• What you should do: Search the material for "Robinson" and show all lines that contain it.

• Collected data:
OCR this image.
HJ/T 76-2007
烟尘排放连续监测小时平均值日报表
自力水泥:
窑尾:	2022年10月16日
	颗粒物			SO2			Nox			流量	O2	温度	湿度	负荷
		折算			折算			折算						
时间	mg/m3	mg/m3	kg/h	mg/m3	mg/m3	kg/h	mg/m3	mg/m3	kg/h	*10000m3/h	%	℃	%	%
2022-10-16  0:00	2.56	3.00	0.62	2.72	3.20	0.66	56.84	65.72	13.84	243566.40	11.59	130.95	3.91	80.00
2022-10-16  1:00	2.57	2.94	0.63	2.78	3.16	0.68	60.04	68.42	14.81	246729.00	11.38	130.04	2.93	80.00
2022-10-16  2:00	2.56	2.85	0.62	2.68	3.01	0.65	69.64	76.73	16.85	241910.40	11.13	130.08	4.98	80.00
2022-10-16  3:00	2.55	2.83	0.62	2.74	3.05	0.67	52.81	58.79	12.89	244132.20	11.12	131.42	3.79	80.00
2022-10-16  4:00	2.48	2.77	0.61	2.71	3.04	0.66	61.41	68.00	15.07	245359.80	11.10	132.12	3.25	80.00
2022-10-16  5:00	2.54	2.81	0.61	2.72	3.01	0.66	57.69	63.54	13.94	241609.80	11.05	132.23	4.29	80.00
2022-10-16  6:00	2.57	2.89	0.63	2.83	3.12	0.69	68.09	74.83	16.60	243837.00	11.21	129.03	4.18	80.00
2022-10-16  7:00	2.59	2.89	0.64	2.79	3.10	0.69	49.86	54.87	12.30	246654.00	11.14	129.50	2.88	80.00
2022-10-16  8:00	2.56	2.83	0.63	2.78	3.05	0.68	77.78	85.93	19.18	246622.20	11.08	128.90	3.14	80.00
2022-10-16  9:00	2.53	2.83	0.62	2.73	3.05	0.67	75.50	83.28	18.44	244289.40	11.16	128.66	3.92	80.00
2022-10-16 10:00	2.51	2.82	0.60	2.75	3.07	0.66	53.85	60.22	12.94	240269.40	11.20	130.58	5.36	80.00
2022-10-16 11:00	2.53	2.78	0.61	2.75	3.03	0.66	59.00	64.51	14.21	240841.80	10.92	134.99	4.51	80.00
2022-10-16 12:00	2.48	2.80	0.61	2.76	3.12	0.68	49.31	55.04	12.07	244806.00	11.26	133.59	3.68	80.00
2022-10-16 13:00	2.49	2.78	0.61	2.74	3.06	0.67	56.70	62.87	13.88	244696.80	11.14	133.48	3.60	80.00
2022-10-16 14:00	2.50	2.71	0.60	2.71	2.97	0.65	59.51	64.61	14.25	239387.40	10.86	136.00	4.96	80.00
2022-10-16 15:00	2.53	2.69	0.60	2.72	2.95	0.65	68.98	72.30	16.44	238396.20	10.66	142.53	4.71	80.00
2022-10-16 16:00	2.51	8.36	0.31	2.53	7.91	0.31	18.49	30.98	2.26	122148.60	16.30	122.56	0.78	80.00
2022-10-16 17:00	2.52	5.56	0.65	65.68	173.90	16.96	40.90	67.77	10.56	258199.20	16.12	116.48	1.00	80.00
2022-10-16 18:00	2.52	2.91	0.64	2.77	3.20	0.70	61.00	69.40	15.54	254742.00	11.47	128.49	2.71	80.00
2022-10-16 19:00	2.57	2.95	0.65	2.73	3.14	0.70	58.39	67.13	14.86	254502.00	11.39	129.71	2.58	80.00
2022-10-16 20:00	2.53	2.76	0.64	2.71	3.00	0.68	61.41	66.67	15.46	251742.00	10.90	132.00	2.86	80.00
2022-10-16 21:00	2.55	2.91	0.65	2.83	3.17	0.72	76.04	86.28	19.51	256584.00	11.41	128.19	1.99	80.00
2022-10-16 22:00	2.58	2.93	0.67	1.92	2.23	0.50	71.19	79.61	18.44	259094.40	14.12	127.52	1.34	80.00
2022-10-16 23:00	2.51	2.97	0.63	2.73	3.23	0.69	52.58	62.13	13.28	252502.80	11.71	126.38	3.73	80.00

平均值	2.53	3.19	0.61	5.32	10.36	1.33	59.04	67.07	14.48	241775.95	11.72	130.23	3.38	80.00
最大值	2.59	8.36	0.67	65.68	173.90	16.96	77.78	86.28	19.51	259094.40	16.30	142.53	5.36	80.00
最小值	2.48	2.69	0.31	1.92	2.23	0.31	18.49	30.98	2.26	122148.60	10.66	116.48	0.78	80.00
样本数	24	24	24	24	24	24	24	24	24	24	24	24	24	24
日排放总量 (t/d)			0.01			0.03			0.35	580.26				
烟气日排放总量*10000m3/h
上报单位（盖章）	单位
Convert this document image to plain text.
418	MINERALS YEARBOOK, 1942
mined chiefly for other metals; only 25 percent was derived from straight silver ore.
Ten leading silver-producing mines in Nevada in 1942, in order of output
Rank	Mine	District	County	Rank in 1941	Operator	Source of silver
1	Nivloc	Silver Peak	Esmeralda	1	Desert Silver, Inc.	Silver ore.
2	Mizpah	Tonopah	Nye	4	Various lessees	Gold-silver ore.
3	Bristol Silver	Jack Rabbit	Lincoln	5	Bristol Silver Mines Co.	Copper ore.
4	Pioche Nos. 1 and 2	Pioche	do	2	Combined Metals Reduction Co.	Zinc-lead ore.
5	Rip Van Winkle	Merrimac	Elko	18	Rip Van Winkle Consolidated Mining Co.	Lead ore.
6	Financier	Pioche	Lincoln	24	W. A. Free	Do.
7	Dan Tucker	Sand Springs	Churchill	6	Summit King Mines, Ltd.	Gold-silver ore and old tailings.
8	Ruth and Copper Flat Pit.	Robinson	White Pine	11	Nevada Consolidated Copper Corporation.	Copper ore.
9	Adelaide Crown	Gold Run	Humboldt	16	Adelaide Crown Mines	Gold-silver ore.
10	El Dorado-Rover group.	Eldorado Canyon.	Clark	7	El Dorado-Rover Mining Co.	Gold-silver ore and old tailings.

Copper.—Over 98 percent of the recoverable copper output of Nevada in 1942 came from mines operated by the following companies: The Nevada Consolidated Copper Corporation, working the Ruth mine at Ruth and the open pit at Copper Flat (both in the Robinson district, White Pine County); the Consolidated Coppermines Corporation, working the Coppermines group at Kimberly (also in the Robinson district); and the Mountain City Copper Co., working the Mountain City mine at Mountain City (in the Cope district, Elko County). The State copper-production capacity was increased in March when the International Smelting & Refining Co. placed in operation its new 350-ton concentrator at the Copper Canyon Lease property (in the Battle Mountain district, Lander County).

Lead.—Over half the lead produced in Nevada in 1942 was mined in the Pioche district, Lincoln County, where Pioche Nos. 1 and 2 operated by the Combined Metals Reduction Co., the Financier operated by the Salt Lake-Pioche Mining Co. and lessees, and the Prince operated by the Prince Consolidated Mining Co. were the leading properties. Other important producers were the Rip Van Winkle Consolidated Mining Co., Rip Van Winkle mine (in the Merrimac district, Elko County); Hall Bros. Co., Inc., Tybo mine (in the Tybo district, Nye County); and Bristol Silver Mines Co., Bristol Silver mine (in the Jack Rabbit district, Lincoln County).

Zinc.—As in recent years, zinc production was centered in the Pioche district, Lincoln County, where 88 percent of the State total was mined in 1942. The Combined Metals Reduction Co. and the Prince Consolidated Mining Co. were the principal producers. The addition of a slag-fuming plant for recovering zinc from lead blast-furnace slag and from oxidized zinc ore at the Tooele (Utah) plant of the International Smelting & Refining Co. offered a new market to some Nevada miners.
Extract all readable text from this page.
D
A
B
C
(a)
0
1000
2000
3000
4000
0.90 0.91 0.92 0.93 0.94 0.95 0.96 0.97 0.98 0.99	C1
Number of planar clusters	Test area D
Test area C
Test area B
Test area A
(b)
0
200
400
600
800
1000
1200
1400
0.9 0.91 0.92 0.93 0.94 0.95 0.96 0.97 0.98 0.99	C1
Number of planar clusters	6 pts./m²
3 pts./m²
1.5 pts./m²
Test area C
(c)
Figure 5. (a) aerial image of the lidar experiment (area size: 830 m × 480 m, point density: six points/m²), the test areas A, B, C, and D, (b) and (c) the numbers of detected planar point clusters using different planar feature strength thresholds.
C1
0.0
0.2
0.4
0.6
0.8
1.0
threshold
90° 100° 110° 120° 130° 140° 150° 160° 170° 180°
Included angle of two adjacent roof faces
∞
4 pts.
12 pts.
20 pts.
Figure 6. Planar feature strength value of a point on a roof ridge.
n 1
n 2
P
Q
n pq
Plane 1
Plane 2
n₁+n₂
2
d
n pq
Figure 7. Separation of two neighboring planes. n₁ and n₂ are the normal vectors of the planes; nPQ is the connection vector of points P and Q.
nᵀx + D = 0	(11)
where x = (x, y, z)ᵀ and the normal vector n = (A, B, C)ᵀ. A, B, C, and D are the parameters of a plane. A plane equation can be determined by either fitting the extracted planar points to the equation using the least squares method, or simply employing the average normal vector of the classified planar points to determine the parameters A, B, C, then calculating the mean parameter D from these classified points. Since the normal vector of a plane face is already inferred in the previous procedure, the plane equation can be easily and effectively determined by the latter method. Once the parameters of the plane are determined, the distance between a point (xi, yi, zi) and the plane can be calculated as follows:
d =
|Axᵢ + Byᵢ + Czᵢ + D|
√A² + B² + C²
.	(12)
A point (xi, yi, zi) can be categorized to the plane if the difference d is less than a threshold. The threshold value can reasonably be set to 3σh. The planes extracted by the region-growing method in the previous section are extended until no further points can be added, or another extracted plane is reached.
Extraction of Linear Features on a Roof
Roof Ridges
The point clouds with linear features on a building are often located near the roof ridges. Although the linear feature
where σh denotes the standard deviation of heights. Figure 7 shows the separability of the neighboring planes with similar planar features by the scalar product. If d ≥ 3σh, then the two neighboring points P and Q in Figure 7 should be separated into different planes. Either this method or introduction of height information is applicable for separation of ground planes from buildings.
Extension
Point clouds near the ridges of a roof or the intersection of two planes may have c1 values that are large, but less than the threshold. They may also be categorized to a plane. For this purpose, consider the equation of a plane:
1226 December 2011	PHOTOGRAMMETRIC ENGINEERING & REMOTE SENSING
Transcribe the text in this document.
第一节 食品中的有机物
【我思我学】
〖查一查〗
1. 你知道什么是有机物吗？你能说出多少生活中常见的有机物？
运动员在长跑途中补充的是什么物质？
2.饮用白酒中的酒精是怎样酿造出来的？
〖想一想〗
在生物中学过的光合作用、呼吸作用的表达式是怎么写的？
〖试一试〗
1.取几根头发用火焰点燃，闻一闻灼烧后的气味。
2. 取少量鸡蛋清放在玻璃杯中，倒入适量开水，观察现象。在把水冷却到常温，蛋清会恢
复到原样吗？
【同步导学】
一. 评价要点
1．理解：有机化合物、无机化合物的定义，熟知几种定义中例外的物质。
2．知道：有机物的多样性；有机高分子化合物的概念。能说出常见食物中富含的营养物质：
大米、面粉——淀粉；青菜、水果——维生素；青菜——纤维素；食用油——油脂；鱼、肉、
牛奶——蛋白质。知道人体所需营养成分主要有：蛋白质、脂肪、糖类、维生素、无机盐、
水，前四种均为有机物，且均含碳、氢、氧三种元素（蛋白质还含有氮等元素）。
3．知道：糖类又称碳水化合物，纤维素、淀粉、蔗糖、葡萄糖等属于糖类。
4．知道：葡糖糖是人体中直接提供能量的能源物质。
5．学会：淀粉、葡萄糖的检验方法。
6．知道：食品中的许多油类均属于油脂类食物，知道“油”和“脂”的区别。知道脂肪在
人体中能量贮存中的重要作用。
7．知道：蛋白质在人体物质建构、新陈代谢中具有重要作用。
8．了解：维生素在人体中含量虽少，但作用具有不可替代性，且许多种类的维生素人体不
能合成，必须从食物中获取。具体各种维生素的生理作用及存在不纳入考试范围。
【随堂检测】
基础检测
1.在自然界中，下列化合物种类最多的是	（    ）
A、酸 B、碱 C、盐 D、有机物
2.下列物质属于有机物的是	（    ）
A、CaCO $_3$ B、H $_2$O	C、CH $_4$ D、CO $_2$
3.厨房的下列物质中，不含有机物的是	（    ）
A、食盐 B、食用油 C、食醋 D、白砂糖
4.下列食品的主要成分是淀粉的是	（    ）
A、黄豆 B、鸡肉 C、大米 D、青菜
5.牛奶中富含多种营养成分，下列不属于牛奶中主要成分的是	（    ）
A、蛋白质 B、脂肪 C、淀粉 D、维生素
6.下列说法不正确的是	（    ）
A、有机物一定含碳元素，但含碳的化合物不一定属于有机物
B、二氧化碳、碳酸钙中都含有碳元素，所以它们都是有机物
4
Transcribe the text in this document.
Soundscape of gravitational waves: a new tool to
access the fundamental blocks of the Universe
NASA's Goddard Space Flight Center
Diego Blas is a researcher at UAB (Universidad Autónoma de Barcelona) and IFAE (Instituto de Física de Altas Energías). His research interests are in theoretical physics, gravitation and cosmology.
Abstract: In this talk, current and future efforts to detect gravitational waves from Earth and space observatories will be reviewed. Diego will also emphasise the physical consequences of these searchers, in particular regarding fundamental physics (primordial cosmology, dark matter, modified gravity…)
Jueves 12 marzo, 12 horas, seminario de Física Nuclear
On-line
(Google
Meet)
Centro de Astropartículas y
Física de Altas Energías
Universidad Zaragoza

• Exercise solution:
8	Ruth and Copper Flat Pit.	Robinson	White Pine	11	Nevada Consolidated Copper Corporation.	Copper ore.
Copper.—Over 98 percent of the recoverable copper output of Nevada in 1942 came from mines operated by the following companies: The Nevada Consolidated Copper Corporation, working the Ruth mine at Ruth and the open pit at Copper Flat (both in the Robinson district, White Pine County); the Consolidated Coppermines Corporation, working the Coppermines group at Kimberly (also in the Robinson district); and the Mountain City Copper Co., working the Mountain City mine at Mountain City (in the Cope district, Elko County). The State copper-production capacity was increased in March when the International Smelting & Refining Co. placed in operation its new 350-ton concentrator at the Copper Canyon Lease property (in the Battle Mountain district, Lander County).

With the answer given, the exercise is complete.